(Dataset items)

============

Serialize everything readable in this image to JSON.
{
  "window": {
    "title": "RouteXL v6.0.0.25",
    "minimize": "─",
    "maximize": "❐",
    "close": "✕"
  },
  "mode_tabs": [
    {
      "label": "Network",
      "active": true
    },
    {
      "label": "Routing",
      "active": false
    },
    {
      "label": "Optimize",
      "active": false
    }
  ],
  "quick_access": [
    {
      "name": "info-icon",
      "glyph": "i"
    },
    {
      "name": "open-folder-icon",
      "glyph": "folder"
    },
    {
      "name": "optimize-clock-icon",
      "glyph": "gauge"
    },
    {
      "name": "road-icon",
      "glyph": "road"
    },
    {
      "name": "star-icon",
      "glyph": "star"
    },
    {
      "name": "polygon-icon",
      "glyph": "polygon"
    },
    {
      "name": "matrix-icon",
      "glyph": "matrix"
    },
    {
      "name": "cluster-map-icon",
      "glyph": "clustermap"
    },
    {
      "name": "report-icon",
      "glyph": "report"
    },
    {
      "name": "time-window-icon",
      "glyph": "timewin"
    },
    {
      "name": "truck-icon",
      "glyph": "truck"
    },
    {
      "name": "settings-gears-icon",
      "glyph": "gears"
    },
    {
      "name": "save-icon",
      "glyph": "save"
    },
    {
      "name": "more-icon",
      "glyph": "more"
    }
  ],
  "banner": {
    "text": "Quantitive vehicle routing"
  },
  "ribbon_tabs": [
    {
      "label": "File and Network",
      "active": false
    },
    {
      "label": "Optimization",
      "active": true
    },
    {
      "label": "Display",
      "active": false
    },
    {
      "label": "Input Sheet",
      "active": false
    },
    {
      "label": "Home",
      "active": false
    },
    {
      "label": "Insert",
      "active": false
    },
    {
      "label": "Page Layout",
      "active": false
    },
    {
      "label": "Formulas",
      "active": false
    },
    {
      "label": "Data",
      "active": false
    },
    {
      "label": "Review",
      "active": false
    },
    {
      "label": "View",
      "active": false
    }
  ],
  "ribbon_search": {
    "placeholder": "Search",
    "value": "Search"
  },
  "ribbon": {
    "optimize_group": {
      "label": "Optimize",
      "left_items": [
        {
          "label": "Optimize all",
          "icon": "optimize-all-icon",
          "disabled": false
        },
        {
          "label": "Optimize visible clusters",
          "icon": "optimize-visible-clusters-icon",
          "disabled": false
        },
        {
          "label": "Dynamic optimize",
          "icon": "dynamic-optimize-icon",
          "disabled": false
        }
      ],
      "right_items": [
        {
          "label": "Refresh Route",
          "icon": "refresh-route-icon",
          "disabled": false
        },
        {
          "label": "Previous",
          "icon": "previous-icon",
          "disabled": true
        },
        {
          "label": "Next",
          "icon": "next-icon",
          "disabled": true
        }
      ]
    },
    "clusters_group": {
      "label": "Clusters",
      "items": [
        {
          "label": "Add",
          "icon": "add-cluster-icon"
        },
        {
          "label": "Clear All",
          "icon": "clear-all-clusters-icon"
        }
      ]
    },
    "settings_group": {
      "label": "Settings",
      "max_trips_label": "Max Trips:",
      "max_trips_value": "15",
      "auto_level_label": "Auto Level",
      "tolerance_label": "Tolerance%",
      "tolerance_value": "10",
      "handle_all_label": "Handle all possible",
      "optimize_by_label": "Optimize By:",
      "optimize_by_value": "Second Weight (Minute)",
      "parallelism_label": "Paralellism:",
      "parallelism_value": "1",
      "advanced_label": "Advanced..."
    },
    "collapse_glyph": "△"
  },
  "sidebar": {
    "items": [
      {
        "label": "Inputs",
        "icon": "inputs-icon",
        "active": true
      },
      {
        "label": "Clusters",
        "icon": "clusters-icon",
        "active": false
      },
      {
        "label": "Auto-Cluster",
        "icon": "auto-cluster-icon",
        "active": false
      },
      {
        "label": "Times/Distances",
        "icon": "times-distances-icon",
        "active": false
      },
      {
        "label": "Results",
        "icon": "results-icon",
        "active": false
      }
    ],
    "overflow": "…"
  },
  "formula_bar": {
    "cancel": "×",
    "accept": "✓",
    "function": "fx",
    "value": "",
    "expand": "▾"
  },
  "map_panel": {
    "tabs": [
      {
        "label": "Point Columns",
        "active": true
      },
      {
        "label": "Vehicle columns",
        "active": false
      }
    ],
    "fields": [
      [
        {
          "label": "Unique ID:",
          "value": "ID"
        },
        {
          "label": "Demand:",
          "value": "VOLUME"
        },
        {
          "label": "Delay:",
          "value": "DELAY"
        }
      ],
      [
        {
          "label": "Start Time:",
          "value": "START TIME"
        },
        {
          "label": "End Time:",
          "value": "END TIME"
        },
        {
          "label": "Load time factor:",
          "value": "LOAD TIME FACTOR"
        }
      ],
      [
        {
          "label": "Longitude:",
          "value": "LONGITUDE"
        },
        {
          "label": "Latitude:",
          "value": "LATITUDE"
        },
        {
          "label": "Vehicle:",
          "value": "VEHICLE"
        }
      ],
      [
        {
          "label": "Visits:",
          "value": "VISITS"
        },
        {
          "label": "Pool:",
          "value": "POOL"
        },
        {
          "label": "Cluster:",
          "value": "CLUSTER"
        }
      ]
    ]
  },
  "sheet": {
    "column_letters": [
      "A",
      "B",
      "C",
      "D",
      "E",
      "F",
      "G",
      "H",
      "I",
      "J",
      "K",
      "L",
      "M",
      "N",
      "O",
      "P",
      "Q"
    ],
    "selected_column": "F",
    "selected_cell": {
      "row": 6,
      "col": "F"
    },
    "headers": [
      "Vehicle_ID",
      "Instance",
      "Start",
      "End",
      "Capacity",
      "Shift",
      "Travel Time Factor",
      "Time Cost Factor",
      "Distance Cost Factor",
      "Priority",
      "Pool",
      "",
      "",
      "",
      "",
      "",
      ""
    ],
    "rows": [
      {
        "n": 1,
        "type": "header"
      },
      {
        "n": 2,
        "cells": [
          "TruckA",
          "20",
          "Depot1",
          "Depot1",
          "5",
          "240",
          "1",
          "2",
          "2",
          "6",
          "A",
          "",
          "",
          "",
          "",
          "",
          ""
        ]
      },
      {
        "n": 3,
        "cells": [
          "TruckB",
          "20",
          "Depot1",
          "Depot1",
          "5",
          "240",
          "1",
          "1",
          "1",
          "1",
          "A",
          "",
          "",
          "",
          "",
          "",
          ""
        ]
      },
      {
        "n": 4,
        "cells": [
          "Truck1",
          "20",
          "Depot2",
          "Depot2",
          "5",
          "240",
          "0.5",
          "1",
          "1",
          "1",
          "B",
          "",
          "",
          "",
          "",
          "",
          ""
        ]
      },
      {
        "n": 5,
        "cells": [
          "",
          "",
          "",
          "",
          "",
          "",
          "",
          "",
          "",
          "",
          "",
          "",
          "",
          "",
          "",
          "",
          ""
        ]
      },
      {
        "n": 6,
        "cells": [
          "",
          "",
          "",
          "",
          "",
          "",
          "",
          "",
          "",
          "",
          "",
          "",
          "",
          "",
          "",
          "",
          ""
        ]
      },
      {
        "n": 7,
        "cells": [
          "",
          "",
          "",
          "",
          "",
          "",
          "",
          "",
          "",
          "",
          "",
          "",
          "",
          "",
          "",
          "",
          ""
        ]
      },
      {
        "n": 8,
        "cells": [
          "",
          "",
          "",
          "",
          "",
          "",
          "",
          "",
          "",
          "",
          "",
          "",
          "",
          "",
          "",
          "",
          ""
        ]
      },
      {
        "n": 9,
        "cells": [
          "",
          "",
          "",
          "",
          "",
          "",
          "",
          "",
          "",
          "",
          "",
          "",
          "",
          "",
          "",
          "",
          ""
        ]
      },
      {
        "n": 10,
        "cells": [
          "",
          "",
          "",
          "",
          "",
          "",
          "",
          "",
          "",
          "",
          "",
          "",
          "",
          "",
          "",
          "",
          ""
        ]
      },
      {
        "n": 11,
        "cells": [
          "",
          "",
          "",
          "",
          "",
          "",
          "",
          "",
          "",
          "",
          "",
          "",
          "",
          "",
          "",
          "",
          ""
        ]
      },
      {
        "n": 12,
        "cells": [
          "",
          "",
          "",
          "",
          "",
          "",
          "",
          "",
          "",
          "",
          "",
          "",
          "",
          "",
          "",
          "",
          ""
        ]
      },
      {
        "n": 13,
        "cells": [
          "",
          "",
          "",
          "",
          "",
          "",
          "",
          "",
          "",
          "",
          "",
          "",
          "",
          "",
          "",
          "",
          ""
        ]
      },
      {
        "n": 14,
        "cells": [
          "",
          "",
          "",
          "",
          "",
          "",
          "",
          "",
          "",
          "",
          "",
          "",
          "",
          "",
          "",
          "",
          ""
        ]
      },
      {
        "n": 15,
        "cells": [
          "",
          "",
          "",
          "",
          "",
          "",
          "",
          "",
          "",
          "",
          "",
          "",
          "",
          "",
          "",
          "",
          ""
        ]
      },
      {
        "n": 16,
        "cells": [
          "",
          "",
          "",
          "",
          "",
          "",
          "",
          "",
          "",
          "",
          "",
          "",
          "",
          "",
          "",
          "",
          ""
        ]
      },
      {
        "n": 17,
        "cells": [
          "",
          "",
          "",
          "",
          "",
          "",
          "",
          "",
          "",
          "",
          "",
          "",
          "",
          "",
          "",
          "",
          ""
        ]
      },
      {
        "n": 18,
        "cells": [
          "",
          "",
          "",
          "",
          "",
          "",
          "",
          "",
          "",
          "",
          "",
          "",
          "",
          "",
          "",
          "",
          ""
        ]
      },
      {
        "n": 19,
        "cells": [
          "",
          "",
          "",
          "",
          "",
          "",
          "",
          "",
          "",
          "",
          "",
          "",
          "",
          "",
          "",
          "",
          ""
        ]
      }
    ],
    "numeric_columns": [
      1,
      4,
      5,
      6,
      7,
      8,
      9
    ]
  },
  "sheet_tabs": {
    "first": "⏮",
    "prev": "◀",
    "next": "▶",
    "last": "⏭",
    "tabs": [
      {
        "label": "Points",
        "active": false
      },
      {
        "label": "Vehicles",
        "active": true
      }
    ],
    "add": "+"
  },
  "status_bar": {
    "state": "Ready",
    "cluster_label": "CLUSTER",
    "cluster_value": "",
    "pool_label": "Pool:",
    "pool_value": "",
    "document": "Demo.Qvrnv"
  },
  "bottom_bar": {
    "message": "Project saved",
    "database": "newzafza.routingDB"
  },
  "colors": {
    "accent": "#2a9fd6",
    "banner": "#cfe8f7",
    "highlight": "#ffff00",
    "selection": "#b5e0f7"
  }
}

============

- [Exercise objective]:
Reproduce every line of the listing above in which the string "Cost" appears.

- [Output of the task]:
      "Time Cost Factor",
      "Distance Cost Factor",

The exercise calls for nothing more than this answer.